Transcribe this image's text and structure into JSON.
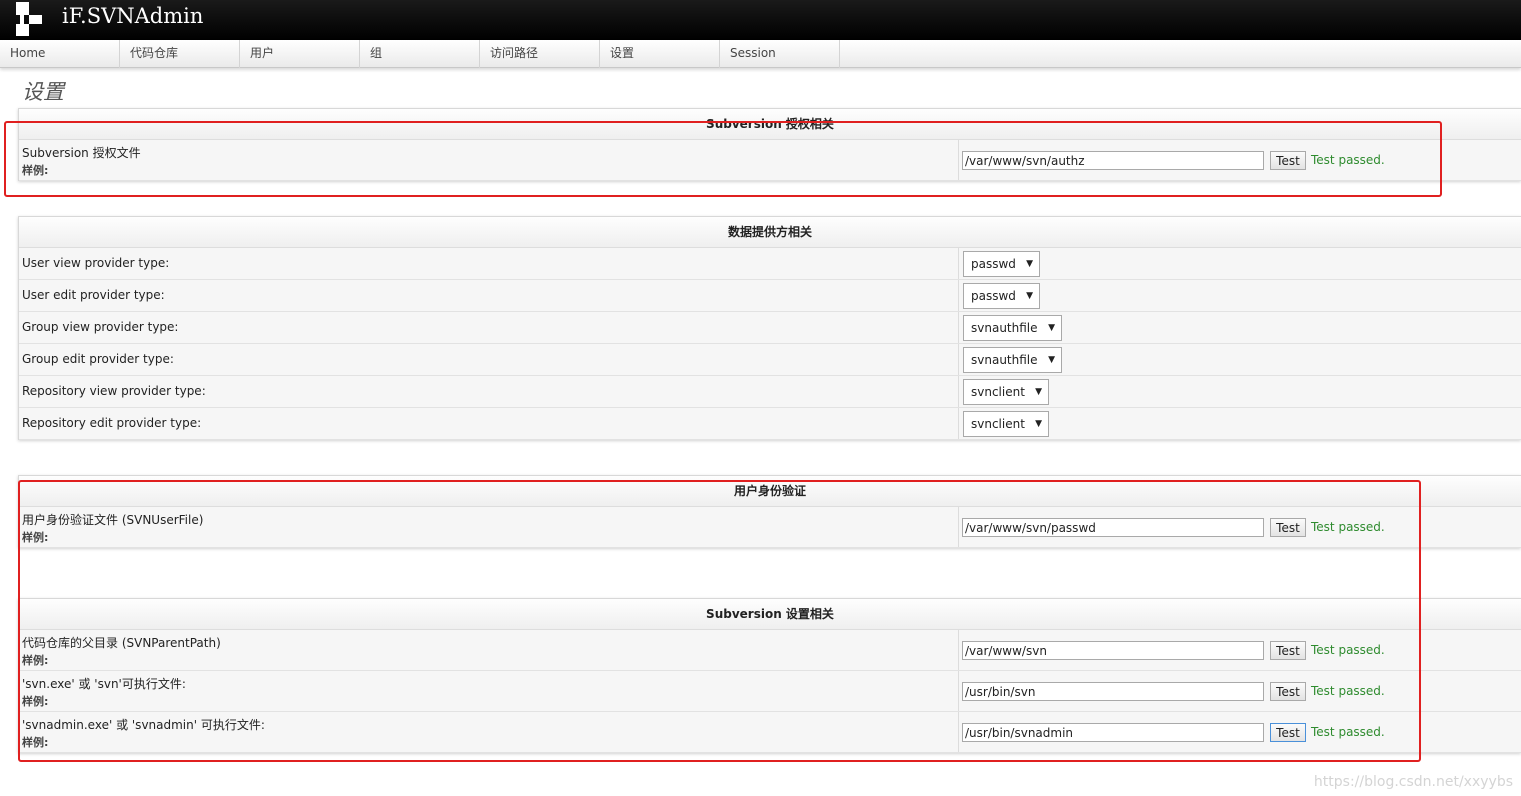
{
  "app": {
    "title": "iF.SVNAdmin"
  },
  "nav": {
    "items": [
      {
        "label": "Home"
      },
      {
        "label": "代码仓库"
      },
      {
        "label": "用户"
      },
      {
        "label": "组"
      },
      {
        "label": "访问路径"
      },
      {
        "label": "设置"
      },
      {
        "label": "Session"
      }
    ]
  },
  "page": {
    "title": "设置"
  },
  "authz_section": {
    "header": "Subversion 授权相关",
    "rows": [
      {
        "label": "Subversion 授权文件",
        "example_label": "样例:",
        "value": "/var/www/svn/authz",
        "button": "Test",
        "status": "Test passed."
      }
    ]
  },
  "provider_section": {
    "header": "数据提供方相关",
    "rows": [
      {
        "label": "User view provider type:",
        "selected": "passwd"
      },
      {
        "label": "User edit provider type:",
        "selected": "passwd"
      },
      {
        "label": "Group view provider type:",
        "selected": "svnauthfile"
      },
      {
        "label": "Group edit provider type:",
        "selected": "svnauthfile"
      },
      {
        "label": "Repository view provider type:",
        "selected": "svnclient"
      },
      {
        "label": "Repository edit provider type:",
        "selected": "svnclient"
      }
    ],
    "dropdown_arrow": "▼"
  },
  "auth_section": {
    "header": "用户身份验证",
    "rows": [
      {
        "label": "用户身份验证文件 (SVNUserFile)",
        "example_label": "样例:",
        "value": "/var/www/svn/passwd",
        "button": "Test",
        "status": "Test passed."
      }
    ]
  },
  "svn_section": {
    "header": "Subversion 设置相关",
    "rows": [
      {
        "label": "代码仓库的父目录 (SVNParentPath)",
        "example_label": "样例:",
        "value": "/var/www/svn",
        "button": "Test",
        "status": "Test passed."
      },
      {
        "label": "'svn.exe' 或 'svn'可执行文件:",
        "example_label": "样例:",
        "value": "/usr/bin/svn",
        "button": "Test",
        "status": "Test passed."
      },
      {
        "label": "'svnadmin.exe' 或 'svnadmin' 可执行文件:",
        "example_label": "样例:",
        "value": "/usr/bin/svnadmin",
        "button": "Test",
        "status": "Test passed."
      }
    ]
  },
  "colors": {
    "status_ok": "#2e8b2e",
    "highlight": "#e02020",
    "header_bg": "#000000"
  },
  "watermark": "https://blog.csdn.net/xxyybs"
}
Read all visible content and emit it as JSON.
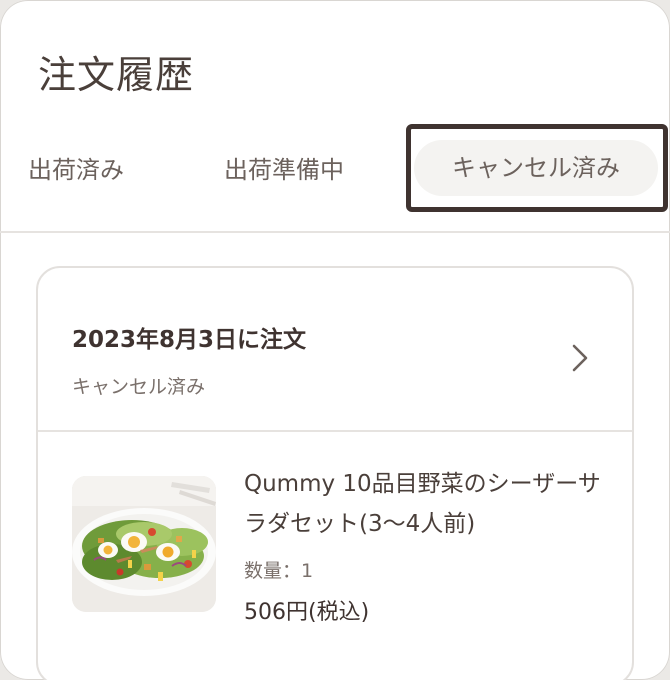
{
  "header": {
    "title": "注文履歴"
  },
  "tabs": [
    {
      "label": "出荷済み",
      "selected": false
    },
    {
      "label": "出荷準備中",
      "selected": false
    },
    {
      "label": "キャンセル済み",
      "selected": true
    }
  ],
  "order": {
    "date_label": "2023年8月3日に注文",
    "status": "キャンセル済み",
    "open_icon": "chevron-right-icon",
    "item": {
      "image_icon": "salad-photo",
      "name": "Qummy 10品目野菜のシーザーサラダセット(3〜4人前)",
      "quantity": "数量：1",
      "price": "506円(税込)"
    }
  },
  "colors": {
    "text_primary": "#4a3f3a",
    "text_secondary": "#7a706b",
    "selected_tab_bg": "#f4f3f1",
    "focus_ring": "#3f3330",
    "divider": "#e6e3e0"
  }
}
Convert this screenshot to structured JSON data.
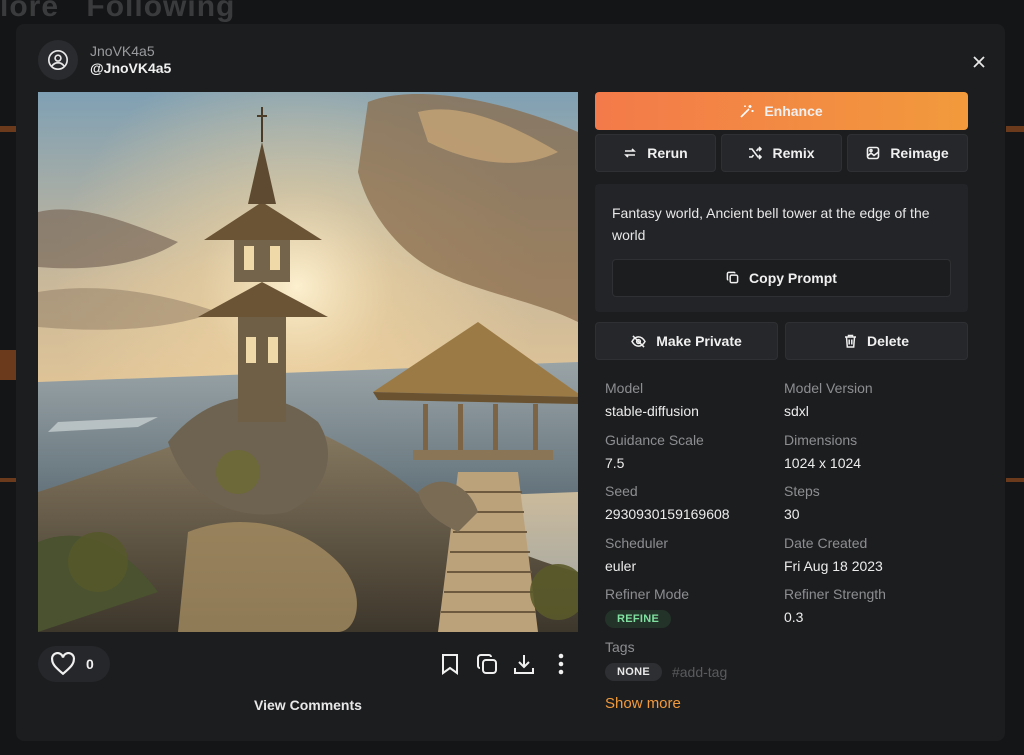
{
  "background": {
    "tabs": [
      "lore",
      "Following"
    ]
  },
  "user": {
    "username": "JnoVK4a5",
    "handle": "@JnoVK4a5"
  },
  "actions": {
    "enhance": "Enhance",
    "rerun": "Rerun",
    "remix": "Remix",
    "reimage": "Reimage",
    "copy_prompt": "Copy Prompt",
    "make_private": "Make Private",
    "delete": "Delete"
  },
  "prompt": "Fantasy world, Ancient bell tower at the edge of the world",
  "likes": "0",
  "view_comments": "View Comments",
  "metadata": [
    {
      "label": "Model",
      "value": "stable-diffusion"
    },
    {
      "label": "Model Version",
      "value": "sdxl"
    },
    {
      "label": "Guidance Scale",
      "value": "7.5"
    },
    {
      "label": "Dimensions",
      "value": "1024 x 1024"
    },
    {
      "label": "Seed",
      "value": "2930930159169608"
    },
    {
      "label": "Steps",
      "value": "30"
    },
    {
      "label": "Scheduler",
      "value": "euler"
    },
    {
      "label": "Date Created",
      "value": "Fri Aug 18 2023"
    },
    {
      "label": "Refiner Mode",
      "value": "REFINE"
    },
    {
      "label": "Refiner Strength",
      "value": "0.3"
    }
  ],
  "tags": {
    "label": "Tags",
    "items": [
      "NONE"
    ],
    "add_placeholder": "#add-tag"
  },
  "show_more": "Show more",
  "colors": {
    "accent": "#f29a3c",
    "enhance_start": "#f37a4a",
    "refine_badge": "#7fe0a0"
  }
}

*Problem*
Search the material above for "Refiner". Pull out each line where it shows up.

*Problem solution*
      "label": "Refiner Mode",
      "label": "Refiner Strength",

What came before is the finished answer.